The mixture changes with altitude. Well, the ideal mixture doesn't change that much, but the carb setting to achieve the mixture change.

Aircraft engines also do not coast, accelerate, rev, idle, shift gears, or any of those automotive tasks. They hit maximum power for takeoff, then throttle back to cruising RPM, around 2500 to 3000, and they live there, for hours and hours. What we look for in car engines, things like throttle response, ability to accelerate (the engine's acceleration, not the car's - we want it to rev freely) and smooth idle are almost irrelevant in an aircraft engine. Throttle adjustments are small and slow, RPM is steady, not fluctuating, and they hardly ever actually run at idle.

The other thing about an aircraft engine is that the aircraft has to be able to carry it. Water cooling is heavy, so you run an air-cooled engine. Plenty of air up there, huh? But air cooling brings you into a limit for specific output, which brings up the stresses your writer was discussing.

If you want to fly really high, like for a fighter, bomber, or an airliner, you need to get above 20,000 feet. Now you're talking supercharging just to get enough air into the cylinder for combustion. The P-38 had a pair of really big honking turbos on the backs of those tail booms. And a pressurized cockpit. All of that is too expensive for a private plane on the order of your average Cessna.
 
The other thing about an aircraft engine is that the aircraft has to be able to carry it. Water cooling is heavy, so you run an air-cooled engine. Plenty of air up there, huh? But air cooling brings you into a limit for specific output, which brings up the stresses your writer was discussing.
Ah yeah, I think the whole stress thing was the part most bothering me. I didn't consider the fact that they'd be air cooled, even though that's obvious. I was thinking the air would be shoved through a radiator as the plane is flying along. Being air cooled not only raises the temps but by design the engine block and heads aren't quite a structurally sound as car engine. I suppose they're also much lighter, eh? I noticed in a few diagrams that they all seem to have pushrod valvetrains, no doubt for an excellent combination of simplicity, reliability, small size, and lighter weight.

I wonder if these engines have ECUs like a car. Do they have computer controlled variable this and that? Seems like adjusting the mixture per altitude would be something a computer could do pretty easily. Or once again is it a simplicity and reliability issue that makes those controls manual?
 
According to my older brother, there isn't alot of computers in a Aircraft Engine. When the engine hits a certain RPM, a certain switch is activate
 
Last edited:
the germans DID flirt with water cooled aircraft engines, but that was back in WW1, nearly a century ago.

Challenge. Please write out the part of the aircraft engine discussion from "I wonder if" to "those controls manual?".

Provided records.
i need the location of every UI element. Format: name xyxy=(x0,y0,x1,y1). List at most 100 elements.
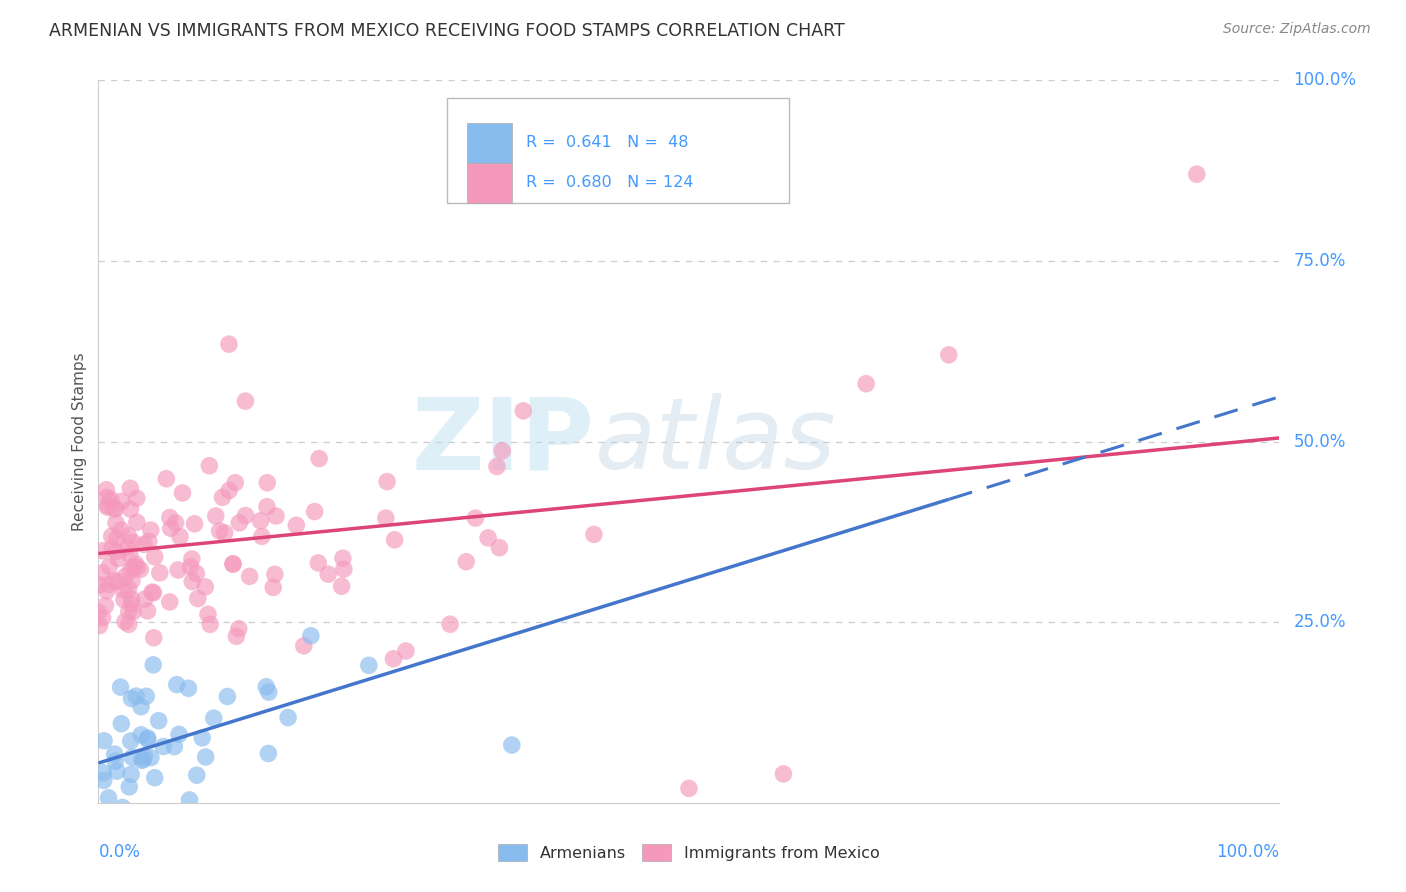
Point xyxy=(439,617,461,632)
Point xyxy=(125,491,148,506)
Point xyxy=(97,790,120,805)
Point xyxy=(125,689,148,703)
Point xyxy=(112,583,135,598)
Point xyxy=(225,629,247,643)
Point xyxy=(124,557,146,571)
Point xyxy=(357,658,380,673)
Point xyxy=(143,549,166,564)
Point xyxy=(330,579,353,593)
Point xyxy=(222,558,245,572)
Point xyxy=(772,767,794,781)
Point xyxy=(855,376,877,391)
Point xyxy=(89,810,111,824)
Point xyxy=(139,523,162,537)
Point xyxy=(228,516,250,530)
Text: Source: ZipAtlas.com: Source: ZipAtlas.com xyxy=(1223,22,1371,37)
Point xyxy=(114,615,136,629)
Point xyxy=(120,563,142,577)
Point xyxy=(256,475,278,490)
Point xyxy=(122,560,145,574)
Point xyxy=(512,404,534,418)
Point xyxy=(262,581,284,595)
Point xyxy=(111,800,134,814)
Point xyxy=(131,753,153,767)
Point xyxy=(159,521,181,535)
Point xyxy=(186,566,208,581)
Point xyxy=(142,657,165,672)
Point xyxy=(104,747,127,761)
Point xyxy=(501,738,523,752)
Point xyxy=(249,514,271,528)
Point xyxy=(139,750,162,764)
Point xyxy=(277,710,299,724)
Point xyxy=(204,508,226,523)
Point xyxy=(485,459,508,474)
Point xyxy=(112,592,135,607)
Point xyxy=(218,337,240,351)
Point xyxy=(118,617,141,632)
Point xyxy=(100,529,122,543)
Point xyxy=(194,580,217,594)
Point xyxy=(149,566,172,580)
Point xyxy=(97,577,120,591)
Point xyxy=(180,552,202,566)
Point xyxy=(104,574,127,588)
Text: 100.0%: 100.0% xyxy=(1294,71,1357,89)
Point xyxy=(118,548,141,562)
Point xyxy=(256,500,278,514)
Point xyxy=(121,597,143,611)
Point xyxy=(1185,167,1208,181)
Point xyxy=(122,535,145,549)
Point xyxy=(105,544,128,558)
Point xyxy=(129,728,152,742)
Point xyxy=(211,491,233,505)
Point xyxy=(198,458,221,473)
Text: 100.0%: 100.0% xyxy=(1216,843,1279,861)
Point xyxy=(172,486,194,500)
Point xyxy=(177,681,200,696)
Text: atlas: atlas xyxy=(595,393,837,490)
Text: 0.0%: 0.0% xyxy=(98,843,141,861)
Point xyxy=(222,557,245,571)
Point xyxy=(136,732,159,747)
Point xyxy=(239,569,262,583)
Point xyxy=(93,733,115,747)
Legend: Armenians, Immigrants from Mexico: Armenians, Immigrants from Mexico xyxy=(492,838,886,868)
Point xyxy=(183,516,205,531)
Point xyxy=(132,537,155,551)
Point xyxy=(110,680,132,694)
Text: ARMENIAN VS IMMIGRANTS FROM MEXICO RECEIVING FOOD STAMPS CORRELATION CHART: ARMENIAN VS IMMIGRANTS FROM MEXICO RECEI… xyxy=(49,22,845,40)
Point xyxy=(118,780,141,794)
Point xyxy=(285,518,308,533)
Point xyxy=(91,566,114,580)
Text: ZIP: ZIP xyxy=(412,393,595,490)
Point xyxy=(107,574,129,589)
FancyBboxPatch shape xyxy=(447,98,789,203)
Point xyxy=(103,502,125,516)
Point xyxy=(235,394,257,409)
Point xyxy=(488,541,510,555)
Text: R =  0.680   N = 124: R = 0.680 N = 124 xyxy=(526,176,693,190)
Point xyxy=(179,793,201,807)
Point xyxy=(165,516,187,530)
Point xyxy=(122,605,145,619)
Point xyxy=(138,534,160,549)
Point xyxy=(105,764,128,779)
Point xyxy=(91,543,114,558)
Point xyxy=(257,747,280,761)
Bar xyxy=(467,163,512,202)
Point xyxy=(120,767,142,781)
Point xyxy=(134,592,156,607)
Point xyxy=(93,773,115,788)
Point xyxy=(89,618,111,632)
Point xyxy=(143,771,166,785)
Point xyxy=(292,639,315,653)
Point xyxy=(107,551,129,566)
Point xyxy=(134,749,156,764)
Point xyxy=(250,529,273,543)
Text: R =  0.641   N =  48: R = 0.641 N = 48 xyxy=(526,136,689,151)
Point xyxy=(332,551,354,566)
Point xyxy=(197,607,219,622)
Point xyxy=(121,750,143,764)
Point xyxy=(110,716,132,731)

Written answer.
I wonder if these engines have ECUs like a car. Do they have computer controlled variable this and that? Seems like adjusting the mixture per altitude would be something a computer could do pretty easily. Or once again is it a simplicity and reliability issue that makes those controls manual?